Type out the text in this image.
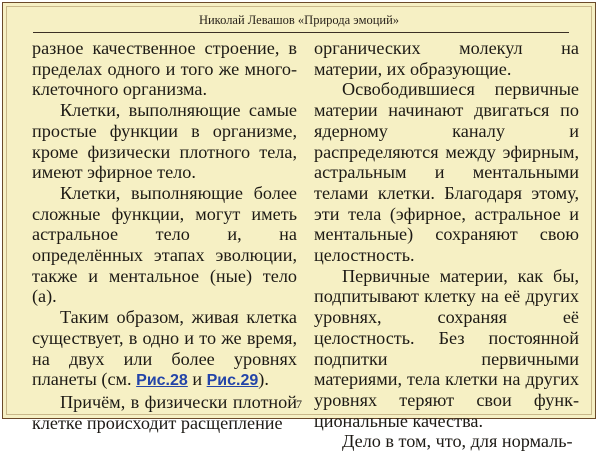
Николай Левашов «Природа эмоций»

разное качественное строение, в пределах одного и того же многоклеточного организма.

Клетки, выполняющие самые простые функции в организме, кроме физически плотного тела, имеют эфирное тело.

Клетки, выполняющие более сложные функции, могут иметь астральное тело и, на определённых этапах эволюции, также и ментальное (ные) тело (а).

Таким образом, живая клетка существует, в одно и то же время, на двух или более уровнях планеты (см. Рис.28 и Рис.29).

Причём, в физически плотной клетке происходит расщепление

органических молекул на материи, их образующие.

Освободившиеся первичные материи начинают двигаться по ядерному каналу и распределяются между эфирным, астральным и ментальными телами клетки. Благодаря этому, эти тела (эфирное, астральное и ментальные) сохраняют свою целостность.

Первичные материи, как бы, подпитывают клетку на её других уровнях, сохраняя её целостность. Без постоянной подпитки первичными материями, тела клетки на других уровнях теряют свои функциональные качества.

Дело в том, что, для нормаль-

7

# # #

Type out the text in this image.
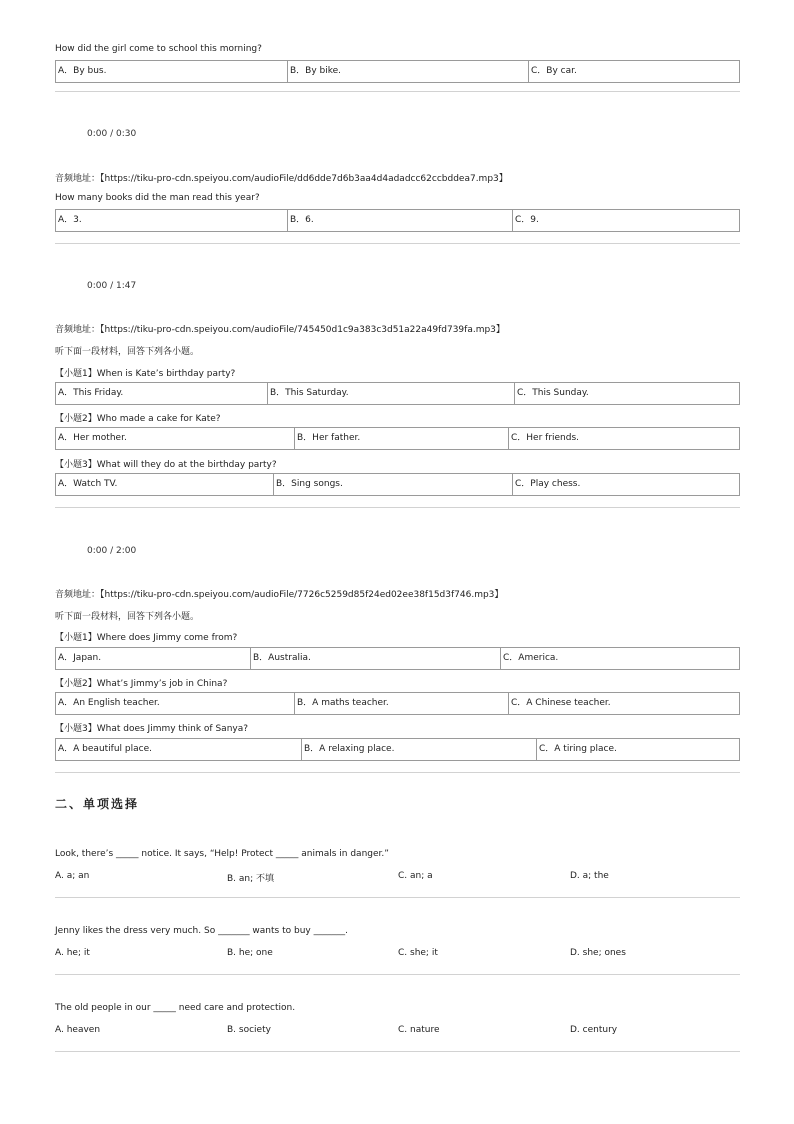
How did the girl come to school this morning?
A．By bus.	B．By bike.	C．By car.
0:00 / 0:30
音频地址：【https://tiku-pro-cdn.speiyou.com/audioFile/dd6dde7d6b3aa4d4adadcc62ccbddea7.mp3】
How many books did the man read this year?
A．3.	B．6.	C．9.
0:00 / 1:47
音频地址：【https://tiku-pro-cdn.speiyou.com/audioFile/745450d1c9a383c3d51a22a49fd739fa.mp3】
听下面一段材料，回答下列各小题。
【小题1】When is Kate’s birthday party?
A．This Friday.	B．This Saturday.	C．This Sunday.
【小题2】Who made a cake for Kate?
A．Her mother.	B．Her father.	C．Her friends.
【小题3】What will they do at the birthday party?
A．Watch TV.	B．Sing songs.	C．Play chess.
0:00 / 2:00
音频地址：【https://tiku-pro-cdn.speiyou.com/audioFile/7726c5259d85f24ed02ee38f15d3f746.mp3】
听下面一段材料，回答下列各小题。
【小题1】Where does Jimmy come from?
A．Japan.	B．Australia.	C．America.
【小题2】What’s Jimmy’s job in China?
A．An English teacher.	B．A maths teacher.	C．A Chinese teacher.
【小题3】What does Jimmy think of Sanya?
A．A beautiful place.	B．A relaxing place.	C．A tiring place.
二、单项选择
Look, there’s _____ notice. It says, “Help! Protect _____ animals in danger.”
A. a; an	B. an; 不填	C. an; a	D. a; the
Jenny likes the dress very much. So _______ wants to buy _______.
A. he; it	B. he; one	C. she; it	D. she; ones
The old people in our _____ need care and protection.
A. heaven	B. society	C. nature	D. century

# # #

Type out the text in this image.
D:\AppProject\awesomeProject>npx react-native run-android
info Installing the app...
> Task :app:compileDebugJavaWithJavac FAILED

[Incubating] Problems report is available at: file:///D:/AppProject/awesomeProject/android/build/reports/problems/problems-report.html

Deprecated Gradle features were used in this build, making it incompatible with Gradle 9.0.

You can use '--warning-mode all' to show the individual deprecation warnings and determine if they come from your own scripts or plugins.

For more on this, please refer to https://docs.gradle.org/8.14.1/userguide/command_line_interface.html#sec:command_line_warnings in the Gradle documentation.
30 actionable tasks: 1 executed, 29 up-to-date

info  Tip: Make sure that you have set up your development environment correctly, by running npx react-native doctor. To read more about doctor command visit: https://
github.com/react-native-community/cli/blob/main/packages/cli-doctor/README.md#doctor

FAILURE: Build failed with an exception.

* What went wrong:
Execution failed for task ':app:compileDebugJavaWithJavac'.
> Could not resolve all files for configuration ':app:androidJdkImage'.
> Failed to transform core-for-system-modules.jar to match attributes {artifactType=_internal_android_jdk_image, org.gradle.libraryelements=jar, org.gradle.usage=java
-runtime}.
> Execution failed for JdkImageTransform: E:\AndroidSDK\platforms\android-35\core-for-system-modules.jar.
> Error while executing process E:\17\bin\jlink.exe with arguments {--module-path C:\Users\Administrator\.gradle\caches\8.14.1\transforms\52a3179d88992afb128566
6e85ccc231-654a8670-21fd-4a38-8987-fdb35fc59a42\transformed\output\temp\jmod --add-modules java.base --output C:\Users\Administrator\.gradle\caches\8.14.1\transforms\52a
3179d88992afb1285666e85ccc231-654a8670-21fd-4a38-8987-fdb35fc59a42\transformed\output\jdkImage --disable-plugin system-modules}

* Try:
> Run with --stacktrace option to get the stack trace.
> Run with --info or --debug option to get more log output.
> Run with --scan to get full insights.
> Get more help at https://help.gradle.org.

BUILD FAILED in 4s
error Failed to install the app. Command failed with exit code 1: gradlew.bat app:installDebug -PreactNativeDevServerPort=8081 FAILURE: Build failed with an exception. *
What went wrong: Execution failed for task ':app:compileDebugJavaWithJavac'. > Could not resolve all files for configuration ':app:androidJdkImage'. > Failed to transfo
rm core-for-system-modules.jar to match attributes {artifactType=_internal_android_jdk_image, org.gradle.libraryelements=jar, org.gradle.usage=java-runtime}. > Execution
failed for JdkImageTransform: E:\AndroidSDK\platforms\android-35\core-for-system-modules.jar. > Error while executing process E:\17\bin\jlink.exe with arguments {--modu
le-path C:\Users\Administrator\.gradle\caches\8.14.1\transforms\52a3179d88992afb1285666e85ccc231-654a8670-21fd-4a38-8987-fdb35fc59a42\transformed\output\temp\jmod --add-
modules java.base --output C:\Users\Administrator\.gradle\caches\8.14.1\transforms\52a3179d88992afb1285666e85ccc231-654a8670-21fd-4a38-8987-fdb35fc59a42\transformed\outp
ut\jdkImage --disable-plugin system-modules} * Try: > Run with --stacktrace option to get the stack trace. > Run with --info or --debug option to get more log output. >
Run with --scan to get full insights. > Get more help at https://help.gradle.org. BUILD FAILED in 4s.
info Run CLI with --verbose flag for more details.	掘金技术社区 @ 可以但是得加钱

# # #

• YOUR INSTRUCTIONS: Pull out all lines containing "астральное".

• FINAL RESULT:
Клетки, выполняющие более сложные функции, могут иметь астральное тело и, на определённых этапах эволюции, также и ментальное (ные) тело (а).
Освободившиеся первичные материи начинают двигаться по ядерному каналу и распределяются между эфирным, астральным и ментальными телами клетки. Благодаря этому, эти тела (эфирное, астральное и ментальные) сохраняют свою целостность.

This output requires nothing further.